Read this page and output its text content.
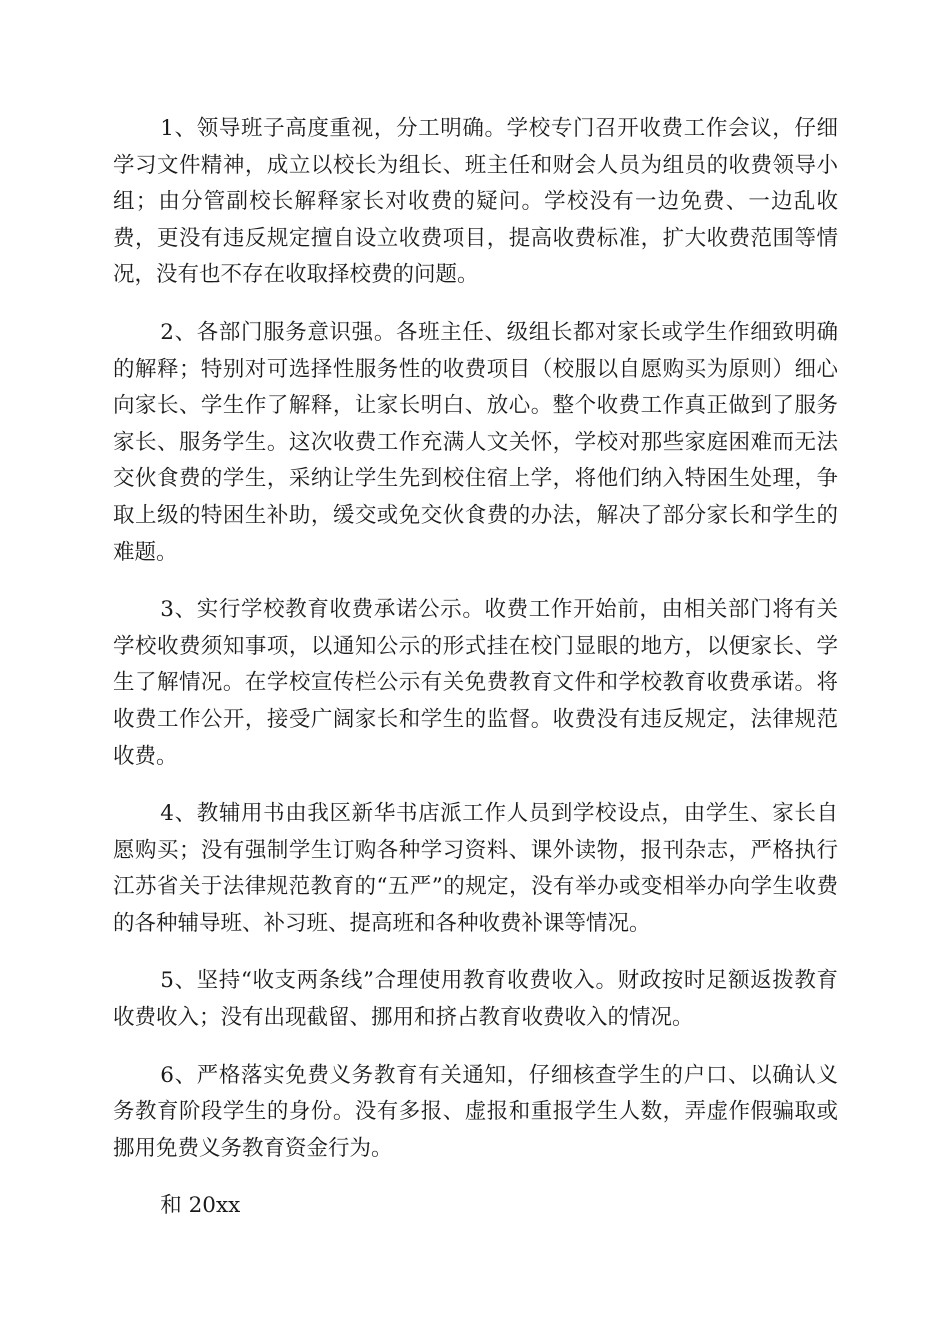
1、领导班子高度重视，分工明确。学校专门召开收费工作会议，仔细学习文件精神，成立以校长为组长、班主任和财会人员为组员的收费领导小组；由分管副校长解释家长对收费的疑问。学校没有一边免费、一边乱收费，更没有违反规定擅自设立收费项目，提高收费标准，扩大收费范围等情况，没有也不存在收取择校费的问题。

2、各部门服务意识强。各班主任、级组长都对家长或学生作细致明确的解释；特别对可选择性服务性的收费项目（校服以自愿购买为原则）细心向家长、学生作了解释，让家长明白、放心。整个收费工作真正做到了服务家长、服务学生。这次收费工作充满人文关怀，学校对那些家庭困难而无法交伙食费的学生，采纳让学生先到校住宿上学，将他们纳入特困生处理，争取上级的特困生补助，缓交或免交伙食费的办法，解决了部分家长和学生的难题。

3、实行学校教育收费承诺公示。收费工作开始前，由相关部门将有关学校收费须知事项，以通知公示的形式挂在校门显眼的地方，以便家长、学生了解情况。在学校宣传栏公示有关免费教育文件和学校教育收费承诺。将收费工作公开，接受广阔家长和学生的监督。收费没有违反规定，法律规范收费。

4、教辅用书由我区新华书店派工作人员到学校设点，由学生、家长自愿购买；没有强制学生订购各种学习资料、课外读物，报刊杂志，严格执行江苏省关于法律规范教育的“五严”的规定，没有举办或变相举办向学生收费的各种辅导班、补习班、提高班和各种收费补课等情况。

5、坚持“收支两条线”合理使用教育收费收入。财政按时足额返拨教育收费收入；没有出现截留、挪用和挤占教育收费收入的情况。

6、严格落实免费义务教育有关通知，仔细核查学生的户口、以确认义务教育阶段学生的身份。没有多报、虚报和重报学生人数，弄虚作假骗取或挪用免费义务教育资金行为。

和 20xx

— Aim —
Print each of the records above exactly as written, leaving no picture in the copy.

— Full output —
Read this page and output its text content.
1、领导班子高度重视，分工明确。学校专门召开收费工作会议，仔细学习文件精神，成立以校长为组长、班主任和财会人员为组员的收费领导小组；由分管副校长解释家长对收费的疑问。学校没有一边免费、一边乱收费，更没有违反规定擅自设立收费项目，提高收费标准，扩大收费范围等情况，没有也不存在收取择校费的问题。

2、各部门服务意识强。各班主任、级组长都对家长或学生作细致明确的解释；特别对可选择性服务性的收费项目（校服以自愿购买为原则）细心向家长、学生作了解释，让家长明白、放心。整个收费工作真正做到了服务家长、服务学生。这次收费工作充满人文关怀，学校对那些家庭困难而无法交伙食费的学生，采纳让学生先到校住宿上学，将他们纳入特困生处理，争取上级的特困生补助，缓交或免交伙食费的办法，解决了部分家长和学生的难题。

3、实行学校教育收费承诺公示。收费工作开始前，由相关部门将有关学校收费须知事项，以通知公示的形式挂在校门显眼的地方，以便家长、学生了解情况。在学校宣传栏公示有关免费教育文件和学校教育收费承诺。将收费工作公开，接受广阔家长和学生的监督。收费没有违反规定，法律规范收费。

4、教辅用书由我区新华书店派工作人员到学校设点，由学生、家长自愿购买；没有强制学生订购各种学习资料、课外读物，报刊杂志，严格执行江苏省关于法律规范教育的“五严”的规定，没有举办或变相举办向学生收费的各种辅导班、补习班、提高班和各种收费补课等情况。

5、坚持“收支两条线”合理使用教育收费收入。财政按时足额返拨教育收费收入；没有出现截留、挪用和挤占教育收费收入的情况。

6、严格落实免费义务教育有关通知，仔细核查学生的户口、以确认义务教育阶段学生的身份。没有多报、虚报和重报学生人数，弄虚作假骗取或挪用免费义务教育资金行为。

和 20xx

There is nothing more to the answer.